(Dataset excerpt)
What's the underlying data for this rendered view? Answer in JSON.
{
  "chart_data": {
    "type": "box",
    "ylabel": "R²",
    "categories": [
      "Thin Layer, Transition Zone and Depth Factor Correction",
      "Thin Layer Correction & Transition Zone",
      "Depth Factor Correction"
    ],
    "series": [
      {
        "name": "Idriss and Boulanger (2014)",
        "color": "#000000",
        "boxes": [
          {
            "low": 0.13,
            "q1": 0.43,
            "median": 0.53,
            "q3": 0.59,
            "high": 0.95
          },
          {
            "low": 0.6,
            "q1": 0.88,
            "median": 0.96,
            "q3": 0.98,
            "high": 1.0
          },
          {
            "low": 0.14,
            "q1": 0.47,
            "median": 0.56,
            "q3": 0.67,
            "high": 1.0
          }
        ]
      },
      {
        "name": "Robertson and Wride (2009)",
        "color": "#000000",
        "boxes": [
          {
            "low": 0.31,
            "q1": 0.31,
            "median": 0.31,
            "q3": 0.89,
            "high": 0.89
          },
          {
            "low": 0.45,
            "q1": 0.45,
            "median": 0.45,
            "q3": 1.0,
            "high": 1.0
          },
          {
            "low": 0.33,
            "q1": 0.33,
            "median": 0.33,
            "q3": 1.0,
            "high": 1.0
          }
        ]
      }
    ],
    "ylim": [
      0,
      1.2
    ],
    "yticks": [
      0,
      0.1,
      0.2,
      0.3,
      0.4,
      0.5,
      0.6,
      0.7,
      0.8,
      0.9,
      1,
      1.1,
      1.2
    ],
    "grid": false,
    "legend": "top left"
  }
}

> [Requirements] Repeat the records above exactly, leaving none out.

> [Answer to the exercise]
What's the underlying data for this rendered view? Answer in JSON.
{
  "chart_data": {
    "type": "box",
    "ylabel": "R²",
    "categories": [
      "Thin Layer, Transition Zone and Depth Factor Correction",
      "Thin Layer Correction & Transition Zone",
      "Depth Factor Correction"
    ],
    "series": [
      {
        "name": "Idriss and Boulanger (2014)",
        "color": "#000000",
        "boxes": [
          {
            "low": 0.13,
            "q1": 0.43,
            "median": 0.53,
            "q3": 0.59,
            "high": 0.95
          },
          {
            "low": 0.6,
            "q1": 0.88,
            "median": 0.96,
            "q3": 0.98,
            "high": 1.0
          },
          {
            "low": 0.14,
            "q1": 0.47,
            "median": 0.56,
            "q3": 0.67,
            "high": 1.0
          }
        ]
      },
      {
        "name": "Robertson and Wride (2009)",
        "color": "#000000",
        "boxes": [
          {
            "low": 0.31,
            "q1": 0.31,
            "median": 0.31,
            "q3": 0.89,
            "high": 0.89
          },
          {
            "low": 0.45,
            "q1": 0.45,
            "median": 0.45,
            "q3": 1.0,
            "high": 1.0
          },
          {
            "low": 0.33,
            "q1": 0.33,
            "median": 0.33,
            "q3": 1.0,
            "high": 1.0
          }
        ]
      }
    ],
    "ylim": [
      0,
      1.2
    ],
    "yticks": [
      0,
      0.1,
      0.2,
      0.3,
      0.4,
      0.5,
      0.6,
      0.7,
      0.8,
      0.9,
      1,
      1.1,
      1.2
    ],
    "grid": false,
    "legend": "top left"
  }
}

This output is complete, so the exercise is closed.